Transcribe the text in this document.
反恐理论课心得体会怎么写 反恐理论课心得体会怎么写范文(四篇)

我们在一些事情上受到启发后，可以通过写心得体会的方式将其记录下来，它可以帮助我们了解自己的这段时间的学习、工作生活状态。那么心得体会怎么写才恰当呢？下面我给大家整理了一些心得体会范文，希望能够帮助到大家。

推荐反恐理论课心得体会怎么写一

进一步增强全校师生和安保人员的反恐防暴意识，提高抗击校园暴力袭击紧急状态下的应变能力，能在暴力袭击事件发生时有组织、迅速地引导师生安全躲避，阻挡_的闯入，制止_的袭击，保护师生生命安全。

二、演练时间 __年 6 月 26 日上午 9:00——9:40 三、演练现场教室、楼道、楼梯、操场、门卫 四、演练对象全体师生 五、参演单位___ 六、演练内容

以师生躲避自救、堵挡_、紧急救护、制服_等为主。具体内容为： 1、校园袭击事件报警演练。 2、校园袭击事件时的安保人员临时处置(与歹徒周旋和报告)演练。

========================

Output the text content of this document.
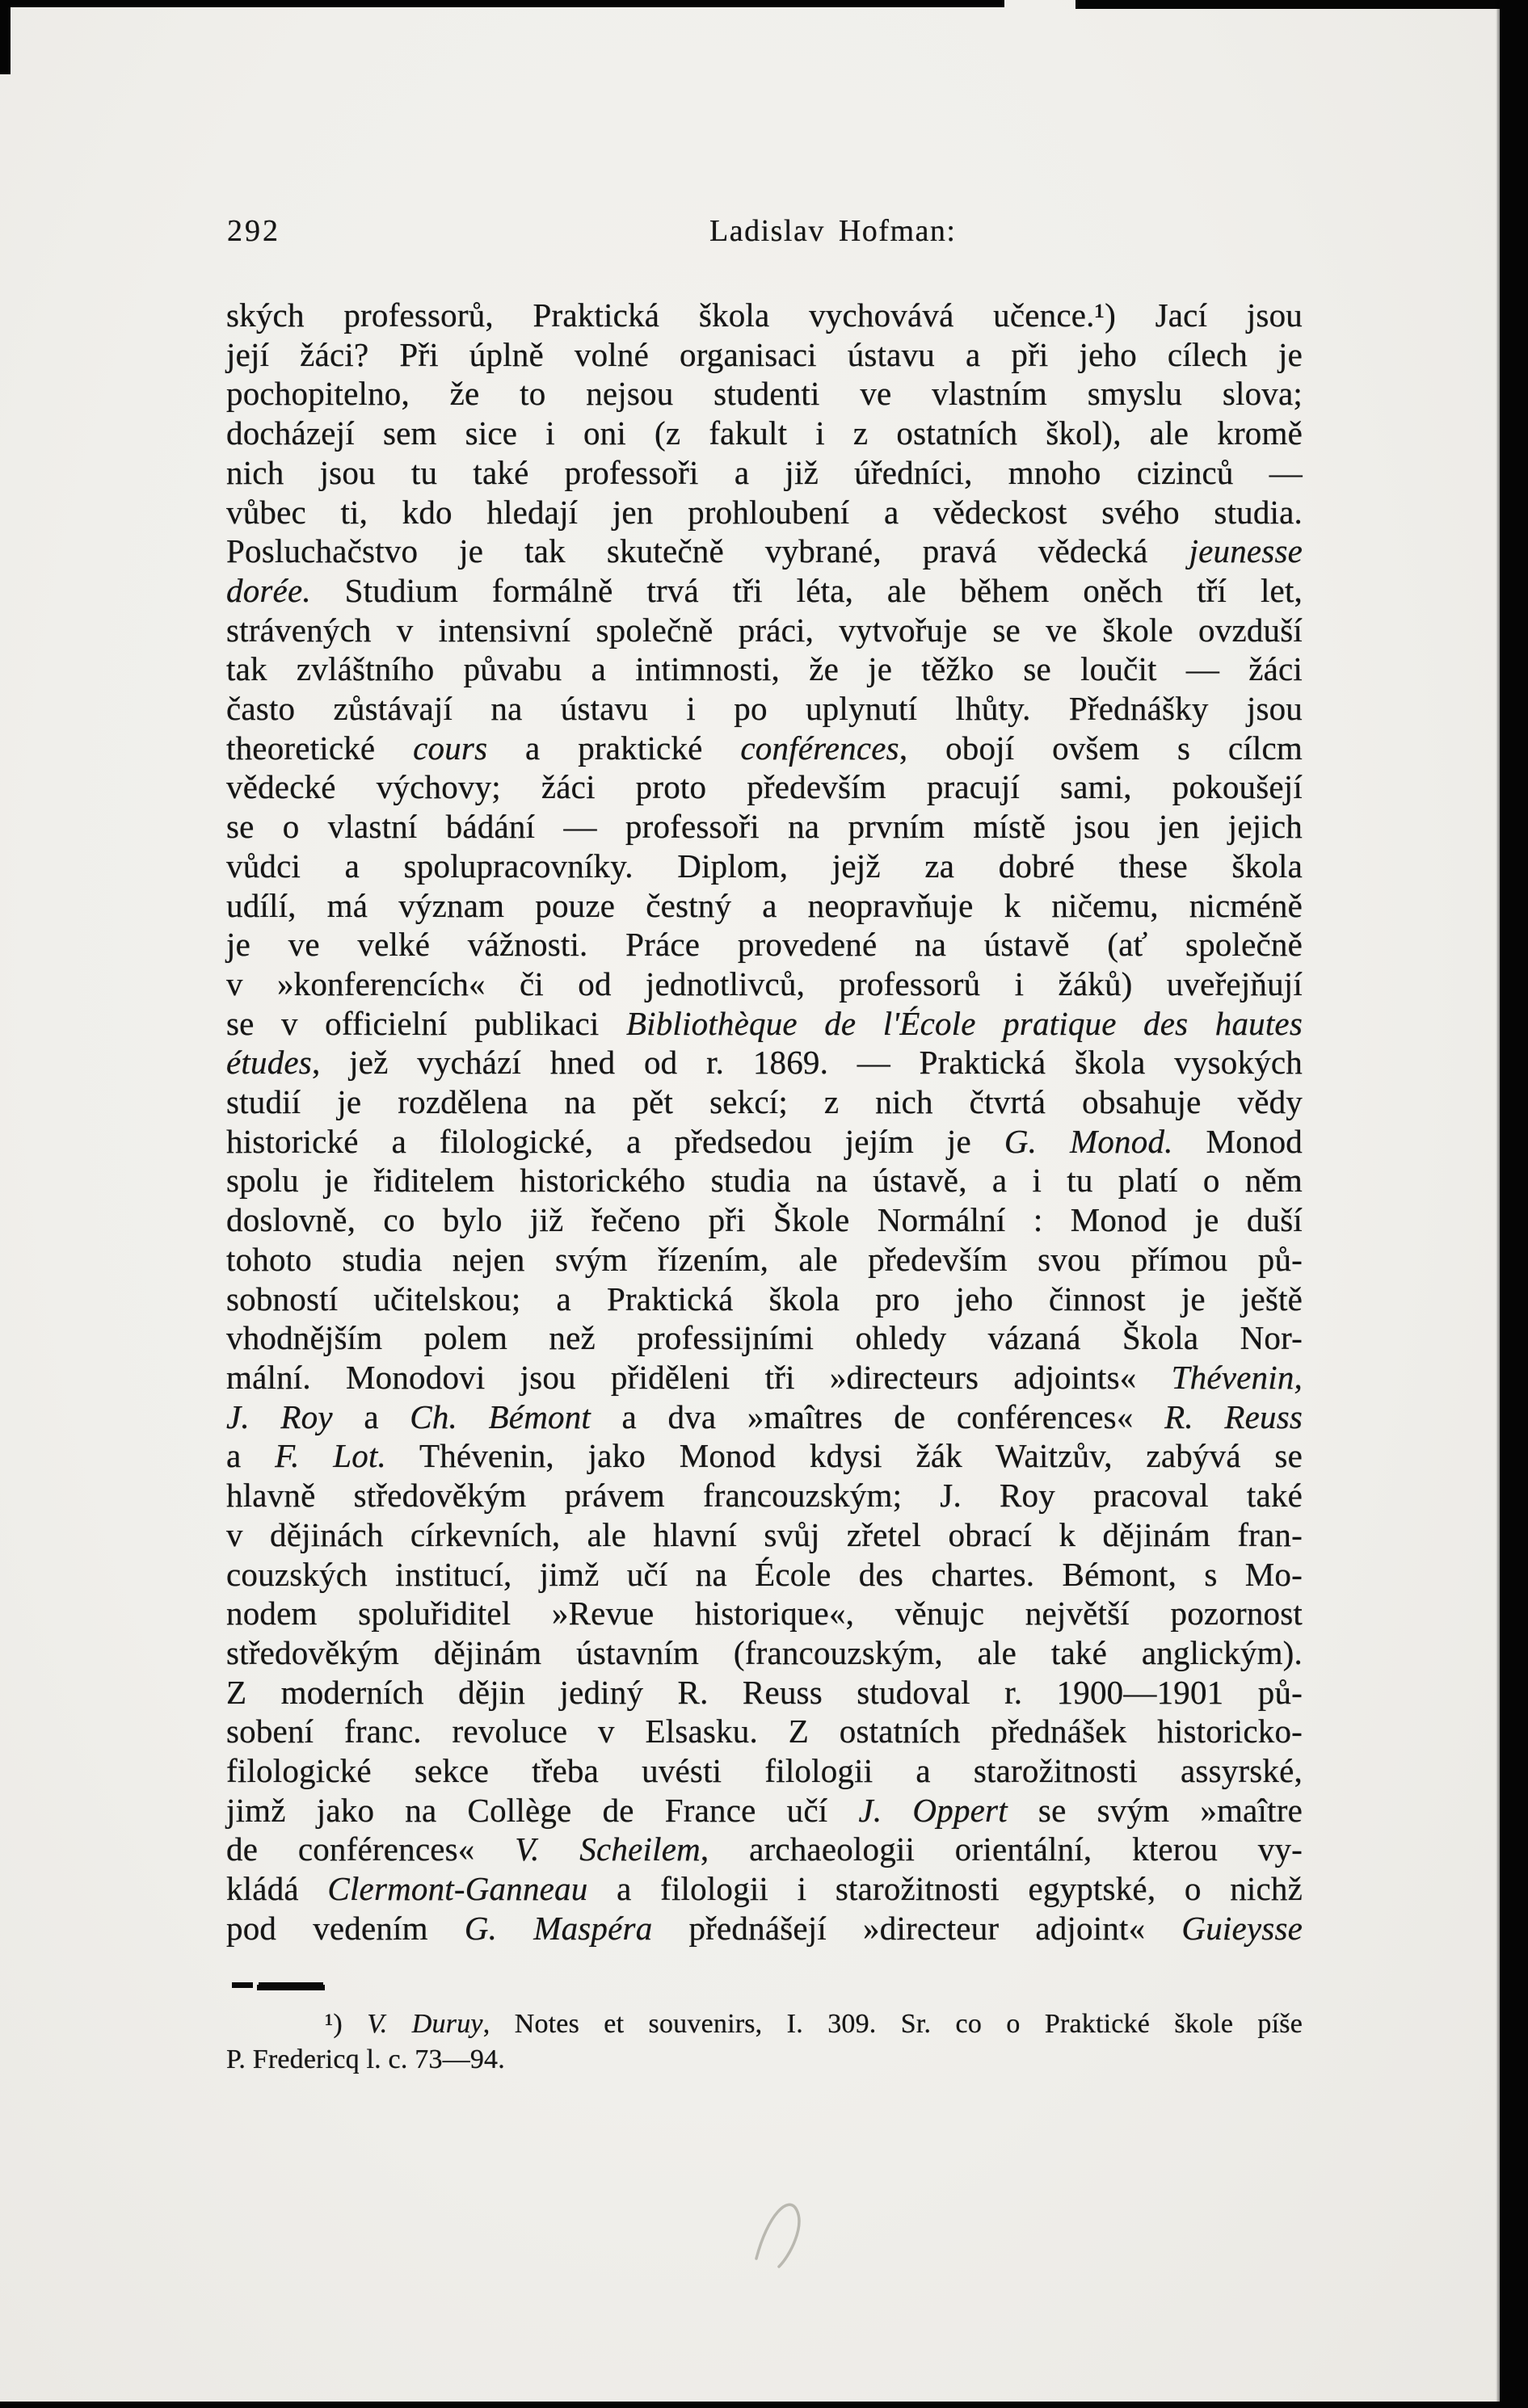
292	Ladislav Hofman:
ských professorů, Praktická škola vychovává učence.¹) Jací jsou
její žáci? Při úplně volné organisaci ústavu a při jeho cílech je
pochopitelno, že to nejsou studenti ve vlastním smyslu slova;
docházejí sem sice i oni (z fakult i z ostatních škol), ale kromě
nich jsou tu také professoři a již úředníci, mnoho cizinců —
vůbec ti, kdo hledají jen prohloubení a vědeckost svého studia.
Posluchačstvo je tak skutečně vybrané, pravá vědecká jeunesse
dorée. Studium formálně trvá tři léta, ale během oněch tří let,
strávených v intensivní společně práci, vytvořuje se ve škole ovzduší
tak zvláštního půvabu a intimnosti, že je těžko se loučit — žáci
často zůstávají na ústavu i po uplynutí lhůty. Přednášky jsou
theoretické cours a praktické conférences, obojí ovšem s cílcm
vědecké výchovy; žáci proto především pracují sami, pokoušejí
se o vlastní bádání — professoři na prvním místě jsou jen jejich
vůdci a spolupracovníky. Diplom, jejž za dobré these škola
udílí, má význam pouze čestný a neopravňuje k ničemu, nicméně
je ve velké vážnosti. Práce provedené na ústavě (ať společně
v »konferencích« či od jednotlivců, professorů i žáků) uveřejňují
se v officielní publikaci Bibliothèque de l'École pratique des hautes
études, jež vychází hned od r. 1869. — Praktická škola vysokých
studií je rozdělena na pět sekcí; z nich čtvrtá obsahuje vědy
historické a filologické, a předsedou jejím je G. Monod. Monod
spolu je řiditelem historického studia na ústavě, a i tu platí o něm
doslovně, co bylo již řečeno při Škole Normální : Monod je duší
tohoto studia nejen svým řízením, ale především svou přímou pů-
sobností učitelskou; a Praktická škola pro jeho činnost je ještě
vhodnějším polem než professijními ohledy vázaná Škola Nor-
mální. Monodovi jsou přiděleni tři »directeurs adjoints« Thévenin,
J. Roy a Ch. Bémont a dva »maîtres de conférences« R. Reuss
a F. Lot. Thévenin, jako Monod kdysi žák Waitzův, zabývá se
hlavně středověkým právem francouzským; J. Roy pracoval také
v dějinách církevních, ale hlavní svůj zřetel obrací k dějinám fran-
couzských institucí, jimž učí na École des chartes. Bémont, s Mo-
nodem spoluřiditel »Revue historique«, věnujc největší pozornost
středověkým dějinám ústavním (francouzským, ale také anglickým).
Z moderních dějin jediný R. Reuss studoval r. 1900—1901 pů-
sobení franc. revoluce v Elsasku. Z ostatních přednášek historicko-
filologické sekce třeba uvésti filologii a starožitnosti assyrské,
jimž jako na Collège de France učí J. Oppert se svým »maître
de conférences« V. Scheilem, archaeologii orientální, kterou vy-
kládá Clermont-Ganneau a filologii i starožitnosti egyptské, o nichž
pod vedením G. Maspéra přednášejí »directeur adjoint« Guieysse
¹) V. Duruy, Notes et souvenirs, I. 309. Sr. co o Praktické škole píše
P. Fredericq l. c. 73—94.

========================

### THE PROBLEM
From the entries above, return each line with the word "žáci" in it.

### RESULT
její žáci? Při úplně volné organisaci ústavu a při jeho cílech je
tak zvláštního půvabu a intimnosti, že je těžko se loučit — žáci
vědecké výchovy; žáci proto především pracují sami, pokoušejí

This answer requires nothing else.